# [ROWS]
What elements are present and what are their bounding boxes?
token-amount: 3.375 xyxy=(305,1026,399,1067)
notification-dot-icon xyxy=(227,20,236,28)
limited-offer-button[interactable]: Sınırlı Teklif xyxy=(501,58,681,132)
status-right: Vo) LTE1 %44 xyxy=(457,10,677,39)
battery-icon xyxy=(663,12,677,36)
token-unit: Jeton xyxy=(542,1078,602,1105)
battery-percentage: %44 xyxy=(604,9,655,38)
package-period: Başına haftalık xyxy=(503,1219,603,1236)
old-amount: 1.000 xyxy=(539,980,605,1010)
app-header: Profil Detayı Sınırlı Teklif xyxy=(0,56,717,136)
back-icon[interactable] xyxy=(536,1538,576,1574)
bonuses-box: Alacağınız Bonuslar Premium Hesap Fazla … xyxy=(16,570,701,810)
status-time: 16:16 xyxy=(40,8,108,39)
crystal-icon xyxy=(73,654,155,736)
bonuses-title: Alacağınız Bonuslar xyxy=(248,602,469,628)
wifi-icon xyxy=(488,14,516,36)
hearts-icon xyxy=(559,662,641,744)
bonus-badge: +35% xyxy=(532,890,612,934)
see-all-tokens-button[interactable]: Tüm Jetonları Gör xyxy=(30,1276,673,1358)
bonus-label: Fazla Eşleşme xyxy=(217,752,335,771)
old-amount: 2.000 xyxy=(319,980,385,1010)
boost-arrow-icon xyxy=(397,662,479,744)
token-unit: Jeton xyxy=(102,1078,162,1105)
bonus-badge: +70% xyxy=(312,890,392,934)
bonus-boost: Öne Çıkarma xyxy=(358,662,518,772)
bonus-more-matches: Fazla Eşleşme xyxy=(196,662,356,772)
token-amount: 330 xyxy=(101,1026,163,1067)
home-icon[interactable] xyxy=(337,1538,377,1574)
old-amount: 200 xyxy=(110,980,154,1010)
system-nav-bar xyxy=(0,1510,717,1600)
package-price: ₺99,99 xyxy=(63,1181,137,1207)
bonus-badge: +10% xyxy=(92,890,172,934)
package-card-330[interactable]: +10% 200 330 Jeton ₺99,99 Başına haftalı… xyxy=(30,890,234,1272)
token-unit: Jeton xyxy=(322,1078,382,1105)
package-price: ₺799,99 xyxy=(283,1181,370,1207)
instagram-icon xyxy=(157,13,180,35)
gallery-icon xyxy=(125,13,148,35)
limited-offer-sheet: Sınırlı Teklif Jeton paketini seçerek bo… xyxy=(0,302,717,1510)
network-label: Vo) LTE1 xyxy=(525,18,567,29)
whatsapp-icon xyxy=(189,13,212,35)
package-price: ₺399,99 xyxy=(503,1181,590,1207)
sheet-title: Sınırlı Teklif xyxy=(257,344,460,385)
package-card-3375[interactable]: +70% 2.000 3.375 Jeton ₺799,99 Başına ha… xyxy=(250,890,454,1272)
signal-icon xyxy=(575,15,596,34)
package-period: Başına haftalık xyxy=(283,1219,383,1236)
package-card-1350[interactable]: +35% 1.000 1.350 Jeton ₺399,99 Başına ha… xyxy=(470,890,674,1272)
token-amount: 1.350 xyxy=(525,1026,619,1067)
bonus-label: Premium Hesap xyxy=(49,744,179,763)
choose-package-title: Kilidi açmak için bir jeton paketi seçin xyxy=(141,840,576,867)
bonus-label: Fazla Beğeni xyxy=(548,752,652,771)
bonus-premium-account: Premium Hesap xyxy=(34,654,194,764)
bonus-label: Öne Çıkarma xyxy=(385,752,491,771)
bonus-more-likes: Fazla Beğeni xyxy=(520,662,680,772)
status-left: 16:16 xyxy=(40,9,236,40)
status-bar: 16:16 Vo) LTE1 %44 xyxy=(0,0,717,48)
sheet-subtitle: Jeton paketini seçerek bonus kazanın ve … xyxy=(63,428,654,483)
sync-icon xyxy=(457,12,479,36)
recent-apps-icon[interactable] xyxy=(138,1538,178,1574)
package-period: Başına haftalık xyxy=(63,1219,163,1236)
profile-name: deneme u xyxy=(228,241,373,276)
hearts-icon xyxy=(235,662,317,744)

# [WHAT IS ASKED]
Which lines of the listing above contain the string "price"? Show each of them, copied in full.

# [RESULT]
package-price: ₺99,99 xyxy=(63,1181,137,1207)
package-price: ₺799,99 xyxy=(283,1181,370,1207)
package-price: ₺399,99 xyxy=(503,1181,590,1207)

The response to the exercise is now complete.